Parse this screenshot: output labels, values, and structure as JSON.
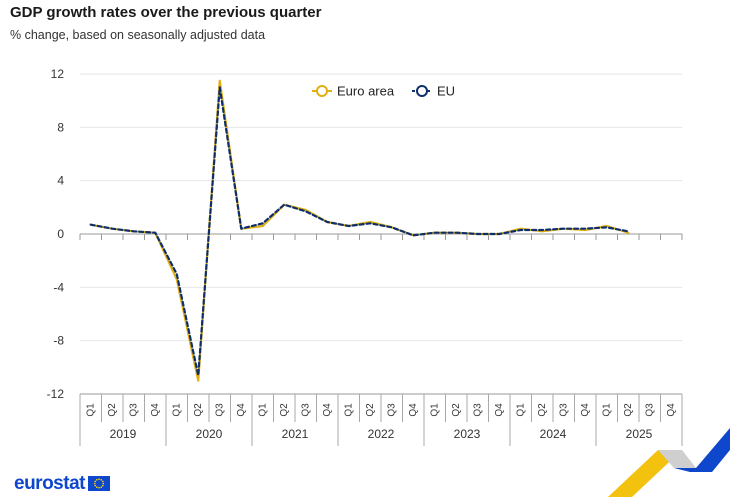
{
  "title": "GDP growth rates over the previous quarter",
  "subtitle": "% change, based on seasonally adjusted data",
  "brand": "eurostat",
  "colors": {
    "euro_area": "#e0b013",
    "eu": "#0e2f6b",
    "axis": "#bbbbbb",
    "grid": "#e6e6e6",
    "accent_blue": "#0e47cb",
    "accent_yellow": "#f2c20f"
  },
  "chart_data": {
    "type": "line",
    "title": "GDP growth rates over the previous quarter",
    "subtitle": "% change, based on seasonally adjusted data",
    "xlabel": "",
    "ylabel": "",
    "ylim": [
      -12,
      12
    ],
    "yticks": [
      12,
      8,
      4,
      0,
      -4,
      -8,
      -12
    ],
    "grid": true,
    "legend": "top-center",
    "years": [
      "2019",
      "2020",
      "2021",
      "2022",
      "2023",
      "2024",
      "2025"
    ],
    "quarters": [
      "Q1",
      "Q2",
      "Q3",
      "Q4"
    ],
    "x": [
      "2019-Q1",
      "2019-Q2",
      "2019-Q3",
      "2019-Q4",
      "2020-Q1",
      "2020-Q2",
      "2020-Q3",
      "2020-Q4",
      "2021-Q1",
      "2021-Q2",
      "2021-Q3",
      "2021-Q4",
      "2022-Q1",
      "2022-Q2",
      "2022-Q3",
      "2022-Q4",
      "2023-Q1",
      "2023-Q2",
      "2023-Q3",
      "2023-Q4",
      "2024-Q1",
      "2024-Q2",
      "2024-Q3",
      "2024-Q4",
      "2025-Q1",
      "2025-Q2",
      "2025-Q3",
      "2025-Q4"
    ],
    "series": [
      {
        "name": "Euro area",
        "color": "#e0b013",
        "values": [
          0.7,
          0.4,
          0.2,
          0.1,
          -3.4,
          -11.0,
          11.5,
          0.4,
          0.6,
          2.2,
          1.8,
          0.9,
          0.6,
          0.9,
          0.5,
          -0.1,
          0.1,
          0.1,
          0.0,
          0.0,
          0.4,
          0.2,
          0.4,
          0.3,
          0.6,
          0.1,
          null,
          null
        ]
      },
      {
        "name": "EU",
        "color": "#0e2f6b",
        "values": [
          0.7,
          0.4,
          0.2,
          0.1,
          -3.0,
          -10.6,
          11.0,
          0.4,
          0.8,
          2.2,
          1.7,
          0.9,
          0.6,
          0.8,
          0.5,
          -0.1,
          0.1,
          0.1,
          0.0,
          0.0,
          0.3,
          0.3,
          0.4,
          0.4,
          0.5,
          0.2,
          null,
          null
        ]
      }
    ]
  }
}
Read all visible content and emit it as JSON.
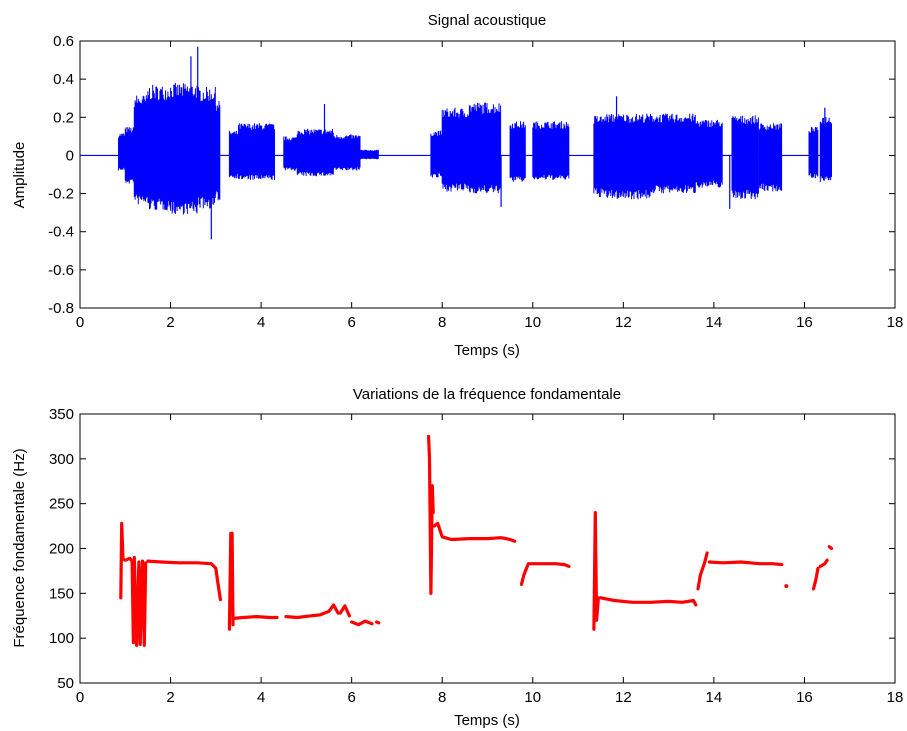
{
  "chart_data": [
    {
      "type": "line",
      "title": "Signal acoustique",
      "xlabel": "Temps (s)",
      "ylabel": "Amplitude",
      "xlim": [
        0,
        18
      ],
      "ylim": [
        -0.8,
        0.6
      ],
      "xticks": [
        "0",
        "2",
        "4",
        "6",
        "8",
        "10",
        "12",
        "14",
        "16",
        "18"
      ],
      "yticks": [
        "-0.8",
        "-0.6",
        "-0.4",
        "-0.2",
        "0",
        "0.2",
        "0.4",
        "0.6"
      ],
      "color": "#0000ff",
      "envelope": [
        {
          "t0": 0.85,
          "t1": 1.0,
          "upper": 0.12,
          "lower": -0.08
        },
        {
          "t0": 1.0,
          "t1": 1.2,
          "upper": 0.15,
          "lower": -0.15
        },
        {
          "t0": 1.2,
          "t1": 1.5,
          "upper": 0.32,
          "lower": -0.26
        },
        {
          "t0": 1.5,
          "t1": 2.0,
          "upper": 0.37,
          "lower": -0.29
        },
        {
          "t0": 2.0,
          "t1": 2.6,
          "upper": 0.38,
          "lower": -0.31
        },
        {
          "t0": 2.6,
          "t1": 3.0,
          "upper": 0.36,
          "lower": -0.28
        },
        {
          "t0": 3.0,
          "t1": 3.1,
          "upper": 0.3,
          "lower": -0.24
        },
        {
          "t0": 3.3,
          "t1": 3.5,
          "upper": 0.13,
          "lower": -0.12
        },
        {
          "t0": 3.5,
          "t1": 4.3,
          "upper": 0.17,
          "lower": -0.13
        },
        {
          "t0": 4.5,
          "t1": 4.8,
          "upper": 0.1,
          "lower": -0.08
        },
        {
          "t0": 4.8,
          "t1": 5.6,
          "upper": 0.14,
          "lower": -0.11
        },
        {
          "t0": 5.6,
          "t1": 6.2,
          "upper": 0.11,
          "lower": -0.08
        },
        {
          "t0": 6.2,
          "t1": 6.6,
          "upper": 0.03,
          "lower": -0.02
        },
        {
          "t0": 7.75,
          "t1": 8.0,
          "upper": 0.13,
          "lower": -0.12
        },
        {
          "t0": 8.0,
          "t1": 8.6,
          "upper": 0.25,
          "lower": -0.19
        },
        {
          "t0": 8.6,
          "t1": 9.3,
          "upper": 0.28,
          "lower": -0.2
        },
        {
          "t0": 9.5,
          "t1": 9.85,
          "upper": 0.18,
          "lower": -0.14
        },
        {
          "t0": 10.0,
          "t1": 10.8,
          "upper": 0.18,
          "lower": -0.13
        },
        {
          "t0": 11.35,
          "t1": 11.6,
          "upper": 0.21,
          "lower": -0.22
        },
        {
          "t0": 11.6,
          "t1": 12.6,
          "upper": 0.22,
          "lower": -0.23
        },
        {
          "t0": 12.6,
          "t1": 13.6,
          "upper": 0.22,
          "lower": -0.2
        },
        {
          "t0": 13.6,
          "t1": 14.2,
          "upper": 0.19,
          "lower": -0.17
        },
        {
          "t0": 14.4,
          "t1": 15.0,
          "upper": 0.21,
          "lower": -0.23
        },
        {
          "t0": 15.0,
          "t1": 15.5,
          "upper": 0.17,
          "lower": -0.19
        },
        {
          "t0": 16.1,
          "t1": 16.3,
          "upper": 0.15,
          "lower": -0.12
        },
        {
          "t0": 16.35,
          "t1": 16.6,
          "upper": 0.21,
          "lower": -0.14
        }
      ],
      "spikes": [
        {
          "t": 2.45,
          "upper": 0.52
        },
        {
          "t": 2.6,
          "upper": 0.57
        },
        {
          "t": 2.9,
          "lower": -0.44
        },
        {
          "t": 5.4,
          "upper": 0.27
        },
        {
          "t": 9.3,
          "lower": -0.27
        },
        {
          "t": 11.85,
          "upper": 0.31
        },
        {
          "t": 14.35,
          "lower": -0.28
        },
        {
          "t": 16.45,
          "upper": 0.25
        }
      ]
    },
    {
      "type": "scatter",
      "title": "Variations de la fréquence fondamentale",
      "xlabel": "Temps (s)",
      "ylabel": "Fréquence fondamentale (Hz)",
      "xlim": [
        0,
        18
      ],
      "ylim": [
        50,
        350
      ],
      "xticks": [
        "0",
        "2",
        "4",
        "6",
        "8",
        "10",
        "12",
        "14",
        "16",
        "18"
      ],
      "yticks": [
        "50",
        "100",
        "150",
        "200",
        "250",
        "300",
        "350"
      ],
      "color": "#ff0000",
      "segments": [
        {
          "x": [
            0.9,
            0.92,
            0.95,
            1.0,
            1.05,
            1.1,
            1.15,
            1.18
          ],
          "y": [
            145,
            228,
            188,
            187,
            188,
            189,
            186,
            95
          ]
        },
        {
          "x": [
            1.2,
            1.25,
            1.3,
            1.33,
            1.38,
            1.42,
            1.45
          ],
          "y": [
            190,
            92,
            185,
            93,
            186,
            92,
            184
          ]
        },
        {
          "x": [
            1.5,
            1.8,
            2.2,
            2.6,
            2.9,
            3.0,
            3.05,
            3.1
          ],
          "y": [
            186,
            185,
            184,
            184,
            183,
            178,
            160,
            143
          ]
        },
        {
          "x": [
            3.3,
            3.33,
            3.36,
            3.38
          ],
          "y": [
            110,
            217,
            217,
            115
          ]
        },
        {
          "x": [
            3.4,
            3.6,
            3.9,
            4.2,
            4.35
          ],
          "y": [
            122,
            123,
            124,
            123,
            123
          ]
        },
        {
          "x": [
            4.55,
            4.8,
            5.1,
            5.3,
            5.5,
            5.6,
            5.7
          ],
          "y": [
            124,
            123,
            125,
            126,
            130,
            137,
            128
          ]
        },
        {
          "x": [
            5.75,
            5.85,
            5.95
          ],
          "y": [
            128,
            136,
            125
          ]
        },
        {
          "x": [
            6.0,
            6.15,
            6.3,
            6.45
          ],
          "y": [
            118,
            115,
            119,
            116
          ]
        },
        {
          "x": [
            6.55,
            6.6
          ],
          "y": [
            118,
            117
          ]
        },
        {
          "x": [
            7.7,
            7.72,
            7.75,
            7.78,
            7.8
          ],
          "y": [
            325,
            300,
            150,
            270,
            240
          ]
        },
        {
          "x": [
            7.82,
            7.9,
            8.0,
            8.2,
            8.6,
            9.0,
            9.3,
            9.5,
            9.6
          ],
          "y": [
            225,
            228,
            213,
            210,
            211,
            211,
            212,
            210,
            208
          ]
        },
        {
          "x": [
            9.75,
            9.8,
            9.9,
            10.2,
            10.5,
            10.7,
            10.8
          ],
          "y": [
            160,
            170,
            183,
            183,
            183,
            182,
            180
          ]
        },
        {
          "x": [
            11.35,
            11.38,
            11.41,
            11.45
          ],
          "y": [
            110,
            240,
            120,
            145
          ]
        },
        {
          "x": [
            11.5,
            11.8,
            12.2,
            12.6,
            13.0,
            13.3,
            13.55,
            13.6
          ],
          "y": [
            145,
            142,
            140,
            140,
            141,
            140,
            142,
            137
          ]
        },
        {
          "x": [
            13.65,
            13.7,
            13.8,
            13.85
          ],
          "y": [
            155,
            170,
            185,
            195
          ]
        },
        {
          "x": [
            13.9,
            14.2,
            14.6,
            15.0,
            15.3,
            15.5
          ],
          "y": [
            185,
            184,
            185,
            183,
            183,
            182
          ]
        },
        {
          "x": [
            15.6
          ],
          "y": [
            158
          ]
        },
        {
          "x": [
            16.2,
            16.25,
            16.3
          ],
          "y": [
            155,
            165,
            178
          ]
        },
        {
          "x": [
            16.35,
            16.45,
            16.5
          ],
          "y": [
            180,
            183,
            187
          ]
        },
        {
          "x": [
            16.55,
            16.6
          ],
          "y": [
            202,
            200
          ]
        }
      ]
    }
  ]
}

- - -

Of the lines in the material above, state how many contain the string "based"; give no other text.

**Output for this task**.
2